[Records from a data source]
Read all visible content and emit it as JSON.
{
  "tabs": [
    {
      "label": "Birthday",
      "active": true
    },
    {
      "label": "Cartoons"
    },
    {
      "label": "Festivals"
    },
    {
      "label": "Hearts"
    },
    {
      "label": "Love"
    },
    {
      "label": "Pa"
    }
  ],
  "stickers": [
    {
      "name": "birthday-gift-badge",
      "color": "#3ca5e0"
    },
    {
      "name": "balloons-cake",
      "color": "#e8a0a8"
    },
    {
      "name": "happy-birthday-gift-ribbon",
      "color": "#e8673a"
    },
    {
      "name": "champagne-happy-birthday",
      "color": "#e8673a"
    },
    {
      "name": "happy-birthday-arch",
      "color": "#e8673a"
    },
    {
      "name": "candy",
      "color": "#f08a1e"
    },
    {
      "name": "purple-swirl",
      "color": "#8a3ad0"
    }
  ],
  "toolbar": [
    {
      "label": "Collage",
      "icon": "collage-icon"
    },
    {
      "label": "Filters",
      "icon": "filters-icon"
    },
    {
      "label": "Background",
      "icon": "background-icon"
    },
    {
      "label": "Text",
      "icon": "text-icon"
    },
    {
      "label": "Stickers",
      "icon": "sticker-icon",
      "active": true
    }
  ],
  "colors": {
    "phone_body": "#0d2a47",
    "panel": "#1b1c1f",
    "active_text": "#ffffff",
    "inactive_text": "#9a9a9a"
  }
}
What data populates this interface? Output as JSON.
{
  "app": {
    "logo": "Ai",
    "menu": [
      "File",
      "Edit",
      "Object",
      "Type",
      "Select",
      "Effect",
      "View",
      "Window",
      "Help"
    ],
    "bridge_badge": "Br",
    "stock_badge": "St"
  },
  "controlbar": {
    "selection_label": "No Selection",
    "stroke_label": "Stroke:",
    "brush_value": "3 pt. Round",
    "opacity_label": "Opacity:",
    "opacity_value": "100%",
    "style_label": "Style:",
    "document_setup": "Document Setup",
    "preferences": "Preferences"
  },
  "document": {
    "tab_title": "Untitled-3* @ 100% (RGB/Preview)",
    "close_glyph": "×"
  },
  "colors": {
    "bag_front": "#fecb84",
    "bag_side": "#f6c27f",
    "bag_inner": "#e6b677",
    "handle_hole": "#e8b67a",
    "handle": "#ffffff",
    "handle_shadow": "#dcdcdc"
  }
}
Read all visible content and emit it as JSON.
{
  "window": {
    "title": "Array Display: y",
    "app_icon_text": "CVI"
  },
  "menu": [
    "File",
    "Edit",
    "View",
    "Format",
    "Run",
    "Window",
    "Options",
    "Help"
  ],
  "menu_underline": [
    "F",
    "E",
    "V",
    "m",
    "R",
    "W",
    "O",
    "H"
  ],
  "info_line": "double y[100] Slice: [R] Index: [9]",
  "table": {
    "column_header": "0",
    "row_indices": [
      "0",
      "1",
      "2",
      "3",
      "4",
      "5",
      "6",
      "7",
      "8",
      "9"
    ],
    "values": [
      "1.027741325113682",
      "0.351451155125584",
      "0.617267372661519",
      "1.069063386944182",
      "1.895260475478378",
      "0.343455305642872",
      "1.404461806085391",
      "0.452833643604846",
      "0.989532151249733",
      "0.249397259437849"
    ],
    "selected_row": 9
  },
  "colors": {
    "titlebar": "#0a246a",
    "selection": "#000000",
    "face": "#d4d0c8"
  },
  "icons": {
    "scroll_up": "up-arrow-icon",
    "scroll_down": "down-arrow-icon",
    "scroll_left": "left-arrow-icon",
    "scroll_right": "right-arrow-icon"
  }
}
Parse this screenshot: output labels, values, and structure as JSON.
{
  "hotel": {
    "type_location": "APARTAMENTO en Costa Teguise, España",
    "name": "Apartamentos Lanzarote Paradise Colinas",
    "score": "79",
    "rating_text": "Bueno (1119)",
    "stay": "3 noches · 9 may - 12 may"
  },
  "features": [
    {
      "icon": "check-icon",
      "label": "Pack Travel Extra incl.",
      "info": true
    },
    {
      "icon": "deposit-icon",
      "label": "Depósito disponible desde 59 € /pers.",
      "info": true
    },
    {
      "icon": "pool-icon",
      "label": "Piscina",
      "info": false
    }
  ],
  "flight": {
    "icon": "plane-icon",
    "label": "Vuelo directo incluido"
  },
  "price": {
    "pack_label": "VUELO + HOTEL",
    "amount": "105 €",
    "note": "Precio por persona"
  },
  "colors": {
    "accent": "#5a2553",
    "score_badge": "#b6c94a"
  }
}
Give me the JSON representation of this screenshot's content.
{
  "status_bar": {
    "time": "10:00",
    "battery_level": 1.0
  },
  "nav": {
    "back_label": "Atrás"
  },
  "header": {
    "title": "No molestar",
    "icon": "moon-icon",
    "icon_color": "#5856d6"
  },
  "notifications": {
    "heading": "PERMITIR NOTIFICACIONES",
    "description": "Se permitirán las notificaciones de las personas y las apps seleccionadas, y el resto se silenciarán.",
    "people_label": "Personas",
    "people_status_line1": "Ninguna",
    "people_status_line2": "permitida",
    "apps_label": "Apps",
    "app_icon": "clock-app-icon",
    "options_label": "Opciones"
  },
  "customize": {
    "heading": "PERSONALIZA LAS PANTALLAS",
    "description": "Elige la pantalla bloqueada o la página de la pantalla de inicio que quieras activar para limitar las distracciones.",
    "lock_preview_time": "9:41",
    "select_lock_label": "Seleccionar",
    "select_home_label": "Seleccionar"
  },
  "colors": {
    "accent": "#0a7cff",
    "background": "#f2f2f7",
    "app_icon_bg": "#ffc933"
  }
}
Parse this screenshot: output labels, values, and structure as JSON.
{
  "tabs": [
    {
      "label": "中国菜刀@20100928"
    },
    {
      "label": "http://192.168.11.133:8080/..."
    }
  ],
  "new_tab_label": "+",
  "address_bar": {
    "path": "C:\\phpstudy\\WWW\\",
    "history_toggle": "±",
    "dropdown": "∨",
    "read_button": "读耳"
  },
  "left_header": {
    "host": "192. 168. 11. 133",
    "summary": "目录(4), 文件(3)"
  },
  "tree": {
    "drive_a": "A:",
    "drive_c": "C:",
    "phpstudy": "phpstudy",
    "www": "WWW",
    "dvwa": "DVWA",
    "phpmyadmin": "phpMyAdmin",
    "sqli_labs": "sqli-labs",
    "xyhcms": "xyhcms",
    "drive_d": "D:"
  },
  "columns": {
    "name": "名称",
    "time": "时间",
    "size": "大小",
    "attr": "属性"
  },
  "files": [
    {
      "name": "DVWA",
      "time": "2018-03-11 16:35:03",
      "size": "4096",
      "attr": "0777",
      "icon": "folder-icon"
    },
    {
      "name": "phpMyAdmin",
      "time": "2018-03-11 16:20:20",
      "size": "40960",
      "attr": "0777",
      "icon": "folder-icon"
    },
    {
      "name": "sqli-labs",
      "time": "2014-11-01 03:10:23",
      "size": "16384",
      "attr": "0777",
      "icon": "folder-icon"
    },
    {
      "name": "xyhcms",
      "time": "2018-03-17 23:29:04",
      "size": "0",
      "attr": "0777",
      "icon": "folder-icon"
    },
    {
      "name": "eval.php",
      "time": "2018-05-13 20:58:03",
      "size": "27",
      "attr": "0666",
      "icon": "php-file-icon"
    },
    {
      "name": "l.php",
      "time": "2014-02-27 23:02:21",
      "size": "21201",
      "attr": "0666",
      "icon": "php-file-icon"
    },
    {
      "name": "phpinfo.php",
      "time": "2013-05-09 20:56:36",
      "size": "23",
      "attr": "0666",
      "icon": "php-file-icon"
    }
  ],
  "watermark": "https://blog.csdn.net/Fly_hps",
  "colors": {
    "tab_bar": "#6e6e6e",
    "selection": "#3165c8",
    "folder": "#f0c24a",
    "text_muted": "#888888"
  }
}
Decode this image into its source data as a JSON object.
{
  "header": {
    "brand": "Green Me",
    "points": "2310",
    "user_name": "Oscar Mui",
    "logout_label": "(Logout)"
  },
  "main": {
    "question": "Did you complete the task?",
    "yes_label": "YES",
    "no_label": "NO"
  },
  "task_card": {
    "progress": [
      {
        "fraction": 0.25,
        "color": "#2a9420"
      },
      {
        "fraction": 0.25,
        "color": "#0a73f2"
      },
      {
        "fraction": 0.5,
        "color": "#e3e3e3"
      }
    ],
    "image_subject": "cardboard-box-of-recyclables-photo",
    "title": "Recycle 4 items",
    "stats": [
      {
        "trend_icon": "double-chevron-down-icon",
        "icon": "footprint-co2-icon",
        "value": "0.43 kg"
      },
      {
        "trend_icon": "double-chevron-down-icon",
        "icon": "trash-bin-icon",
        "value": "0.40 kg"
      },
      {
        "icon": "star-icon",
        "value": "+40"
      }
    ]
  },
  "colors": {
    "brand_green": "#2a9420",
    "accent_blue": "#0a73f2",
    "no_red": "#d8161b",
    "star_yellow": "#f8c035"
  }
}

— Work instructions —
Read the entries and show each line that mentions "arrow".

— Written answer —
    "scroll_up": "up-arrow-icon",
    "scroll_down": "down-arrow-icon",
    "scroll_left": "left-arrow-icon",
    "scroll_right": "right-arrow-icon"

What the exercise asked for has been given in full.